Saved entries:
□ □ □ □

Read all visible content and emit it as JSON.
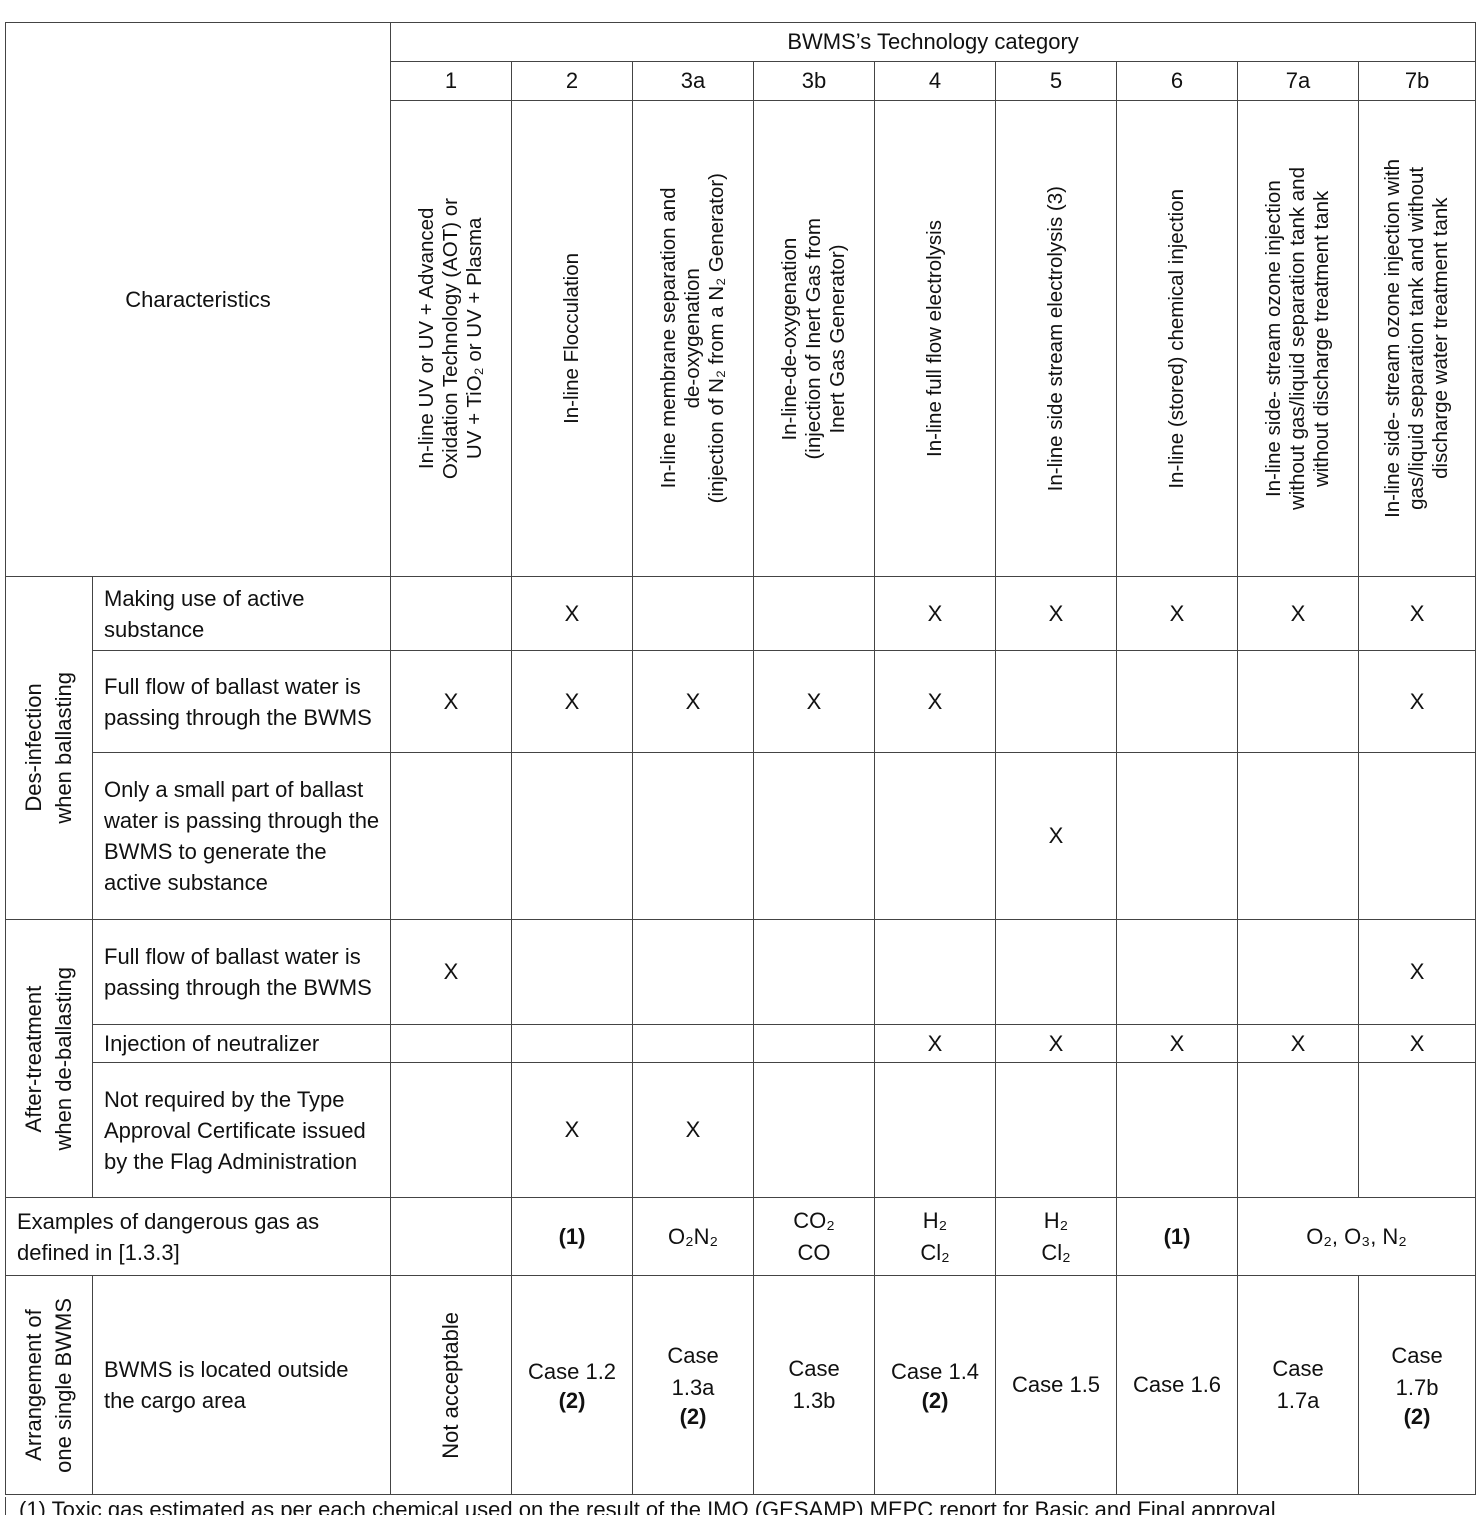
{
  "header": {
    "group_title": "BWMS’s Technology category",
    "characteristics_label": "Characteristics",
    "category_numbers": [
      "1",
      "2",
      "3a",
      "3b",
      "4",
      "5",
      "6",
      "7a",
      "7b"
    ],
    "category_names": [
      "In-line UV or UV + Advanced\nOxidation Technology (AOT) or\nUV + TiO₂ or UV + Plasma",
      "In-line Flocculation",
      "In-line membrane separation and\nde-oxygenation\n(injection of N₂ from a N₂ Generator)",
      "In-line-de-oxygenation\n(injection of Inert Gas from\nInert Gas Generator)",
      "In-line full flow electrolysis",
      "In-line side stream electrolysis  (3)",
      "In-line (stored) chemical injection",
      "In-line side- stream ozone injection\nwithout gas/liquid separation tank and\nwithout discharge treatment tank",
      "In-line side- stream ozone injection with\ngas/liquid separation tank and without\ndischarge water treatment tank"
    ]
  },
  "disinfection": {
    "group_label": "Des-infection\nwhen ballasting",
    "rows": [
      {
        "label": "Making use of active substance",
        "marks": [
          "",
          "X",
          "",
          "",
          "X",
          "X",
          "X",
          "X",
          "X"
        ]
      },
      {
        "label": "Full flow of ballast water is passing through the BWMS",
        "marks": [
          "X",
          "X",
          "X",
          "X",
          "X",
          "",
          "",
          "",
          "X"
        ]
      },
      {
        "label": "Only a small part of ballast water is passing through the BWMS to generate the active substance",
        "marks": [
          "",
          "",
          "",
          "",
          "",
          "X",
          "",
          "",
          ""
        ]
      }
    ]
  },
  "aftertreatment": {
    "group_label": "After-treatment\nwhen de-ballasting",
    "rows": [
      {
        "label": "Full flow of ballast water is passing through the BWMS",
        "marks": [
          "X",
          "",
          "",
          "",
          "",
          "",
          "",
          "",
          "X"
        ]
      },
      {
        "label": "Injection of neutralizer",
        "marks": [
          "",
          "",
          "",
          "",
          "X",
          "X",
          "X",
          "X",
          "X"
        ]
      },
      {
        "label": "Not required by the Type Approval Certificate issued by the Flag Administration",
        "marks": [
          "",
          "X",
          "X",
          "",
          "",
          "",
          "",
          "",
          ""
        ]
      }
    ]
  },
  "gas_row": {
    "label": "Examples of dangerous gas as defined in [1.3.3]",
    "cells": [
      "",
      "(1)",
      "O₂N₂",
      "CO₂\nCO",
      "H₂\nCl₂",
      "H₂\nCl₂",
      "(1)",
      "O₂, O₃, N₂"
    ]
  },
  "arrangement": {
    "group_label": "Arrangement of\none single BWMS",
    "label": "BWMS is located outside the cargo area",
    "cat1": "Not acceptable",
    "cases": [
      {
        "text": "Case 1.2",
        "note": "(2)"
      },
      {
        "text": "Case\n1.3a",
        "note": "(2)"
      },
      {
        "text": "Case\n1.3b",
        "note": ""
      },
      {
        "text": "Case 1.4",
        "note": "(2)"
      },
      {
        "text": "Case 1.5",
        "note": ""
      },
      {
        "text": "Case 1.6",
        "note": ""
      },
      {
        "text": "Case\n1.7a",
        "note": ""
      },
      {
        "text": "Case\n1.7b",
        "note": "(2)"
      }
    ]
  },
  "footnote": "(1)    Toxic gas estimated as per each chemical used on the result of the IMO (GESAMP) MEPC report for Basic and Final approval"
}
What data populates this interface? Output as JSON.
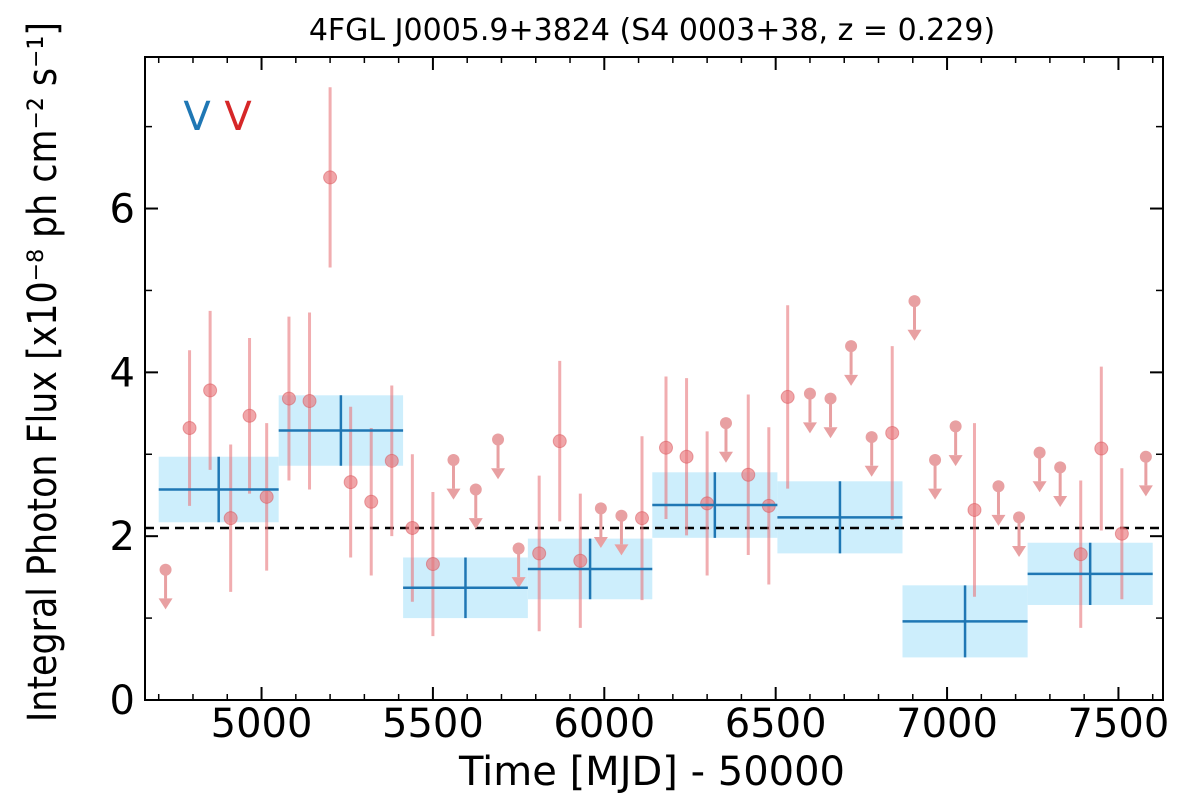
{
  "chart_data": {
    "type": "scatter",
    "title": "4FGL J0005.9+3824 (S4 0003+38, z = 0.229)",
    "xlabel": "Time [MJD] - 50000",
    "ylabel": "Integral Photon Flux [x10⁻⁸ ph cm⁻² s⁻¹]",
    "xlim": [
      4660,
      7630
    ],
    "ylim": [
      0,
      7.85
    ],
    "xticks": [
      5000,
      5500,
      6000,
      6500,
      7000,
      7500
    ],
    "xtick_labels": [
      "5000",
      "5500",
      "6000",
      "6500",
      "7000",
      "7500"
    ],
    "yticks": [
      0,
      2,
      4,
      6
    ],
    "ytick_labels": [
      "0",
      "2",
      "4",
      "6"
    ],
    "grid": false,
    "reference_line": {
      "y": 2.1,
      "style": "dashed",
      "color": "#000000"
    },
    "markers": [
      {
        "text": "V",
        "color": "#1f77b4"
      },
      {
        "text": "V",
        "color": "#d62728"
      }
    ],
    "colors": {
      "short_bin": "#e8777b",
      "long_bin": "#1f77b4",
      "long_bin_band": "#cdeefc",
      "upper_limit": "#e8a0a2"
    },
    "series": [
      {
        "style": "points",
        "detections": [
          {
            "x": 4790,
            "y": 3.32,
            "err": 0.95
          },
          {
            "x": 4850,
            "y": 3.78,
            "err": 0.97
          },
          {
            "x": 4910,
            "y": 2.22,
            "err": 0.9
          },
          {
            "x": 4965,
            "y": 3.47,
            "err": 0.95
          },
          {
            "x": 5015,
            "y": 2.48,
            "err": 0.9
          },
          {
            "x": 5080,
            "y": 3.68,
            "err": 1.0
          },
          {
            "x": 5140,
            "y": 3.65,
            "err": 1.08
          },
          {
            "x": 5200,
            "y": 6.38,
            "err": 1.1
          },
          {
            "x": 5260,
            "y": 2.66,
            "err": 0.92
          },
          {
            "x": 5320,
            "y": 2.42,
            "err": 0.9
          },
          {
            "x": 5380,
            "y": 2.92,
            "err": 0.92
          },
          {
            "x": 5440,
            "y": 2.1,
            "err": 0.9
          },
          {
            "x": 5500,
            "y": 1.66,
            "err": 0.88
          },
          {
            "x": 5810,
            "y": 1.79,
            "err": 0.95
          },
          {
            "x": 5870,
            "y": 3.16,
            "err": 0.98
          },
          {
            "x": 5930,
            "y": 1.7,
            "err": 0.82
          },
          {
            "x": 6110,
            "y": 2.22,
            "err": 1.0
          },
          {
            "x": 6180,
            "y": 3.08,
            "err": 0.87
          },
          {
            "x": 6240,
            "y": 2.97,
            "err": 0.96
          },
          {
            "x": 6300,
            "y": 2.4,
            "err": 0.88
          },
          {
            "x": 6420,
            "y": 2.75,
            "err": 0.98
          },
          {
            "x": 6480,
            "y": 2.37,
            "err": 0.96
          },
          {
            "x": 6535,
            "y": 3.7,
            "err": 1.12
          },
          {
            "x": 6840,
            "y": 3.26,
            "err": 1.06
          },
          {
            "x": 7080,
            "y": 2.32,
            "err": 1.06
          },
          {
            "x": 7390,
            "y": 1.78,
            "err": 0.9
          },
          {
            "x": 7450,
            "y": 3.07,
            "err": 1.0
          },
          {
            "x": 7510,
            "y": 2.03,
            "err": 0.8
          }
        ],
        "upper_limits": [
          {
            "x": 4720,
            "y": 1.59
          },
          {
            "x": 5560,
            "y": 2.93
          },
          {
            "x": 5625,
            "y": 2.57
          },
          {
            "x": 5690,
            "y": 3.18
          },
          {
            "x": 5750,
            "y": 1.85
          },
          {
            "x": 5990,
            "y": 2.34
          },
          {
            "x": 6050,
            "y": 2.25
          },
          {
            "x": 6355,
            "y": 3.38
          },
          {
            "x": 6600,
            "y": 3.74
          },
          {
            "x": 6660,
            "y": 3.68
          },
          {
            "x": 6720,
            "y": 4.32
          },
          {
            "x": 6780,
            "y": 3.21
          },
          {
            "x": 6905,
            "y": 4.87
          },
          {
            "x": 6965,
            "y": 2.93
          },
          {
            "x": 7025,
            "y": 3.34
          },
          {
            "x": 7150,
            "y": 2.61
          },
          {
            "x": 7210,
            "y": 2.23
          },
          {
            "x": 7270,
            "y": 3.02
          },
          {
            "x": 7330,
            "y": 2.84
          },
          {
            "x": 7580,
            "y": 2.97
          }
        ]
      },
      {
        "style": "bins",
        "bins": [
          {
            "x0": 4700,
            "x1": 5050,
            "y": 2.57,
            "err": 0.4
          },
          {
            "x0": 5050,
            "x1": 5413,
            "y": 3.29,
            "err": 0.43
          },
          {
            "x0": 5413,
            "x1": 5777,
            "y": 1.37,
            "err": 0.37
          },
          {
            "x0": 5777,
            "x1": 6140,
            "y": 1.6,
            "err": 0.37
          },
          {
            "x0": 6140,
            "x1": 6505,
            "y": 2.38,
            "err": 0.4
          },
          {
            "x0": 6505,
            "x1": 6870,
            "y": 2.23,
            "err": 0.44
          },
          {
            "x0": 6870,
            "x1": 7235,
            "y": 0.96,
            "err": 0.44
          },
          {
            "x0": 7235,
            "x1": 7600,
            "y": 1.54,
            "err": 0.38
          }
        ]
      }
    ]
  }
}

□ □ □ □

- Exercise: Go through the entries and return each line where the word "tank" appears.

- Task output:
      "In-line side- stream ozone injection\nwithout gas/liquid separation tank and\nwithout discharge treatment tank",
      "In-line side- stream ozone injection with\ngas/liquid separation tank and without\ndischarge water treatment tank"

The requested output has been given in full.